§ Exercise task
Repeat each line of the material below exactly as it appears, minus any pictures.

Stored data
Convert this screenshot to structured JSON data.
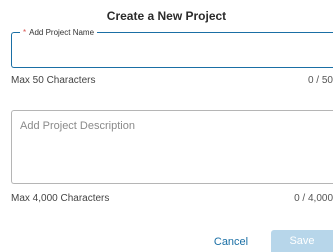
{
  "dialog": {
    "title": "Create a New Project"
  },
  "name_field": {
    "required_marker": "*",
    "label": "Add Project Name",
    "value": "",
    "helper": "Max 50 Characters",
    "counter": "0 / 50"
  },
  "description_field": {
    "placeholder": "Add Project Description",
    "value": "",
    "helper": "Max 4,000 Characters",
    "counter": "0 / 4,000"
  },
  "actions": {
    "cancel_label": "Cancel",
    "save_label": "Save"
  },
  "colors": {
    "accent": "#1a6fa5",
    "save_disabled": "#b7d6ea",
    "required": "#d9534f"
  }
}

§ Result of this exercise
Convert this screenshot to structured JSON data.
{
  "dialog": {
    "title": "Create a New Project"
  },
  "name_field": {
    "required_marker": "*",
    "label": "Add Project Name",
    "value": "",
    "helper": "Max 50 Characters",
    "counter": "0 / 50"
  },
  "description_field": {
    "placeholder": "Add Project Description",
    "value": "",
    "helper": "Max 4,000 Characters",
    "counter": "0 / 4,000"
  },
  "actions": {
    "cancel_label": "Cancel",
    "save_label": "Save"
  },
  "colors": {
    "accent": "#1a6fa5",
    "save_disabled": "#b7d6ea",
    "required": "#d9534f"
  }
}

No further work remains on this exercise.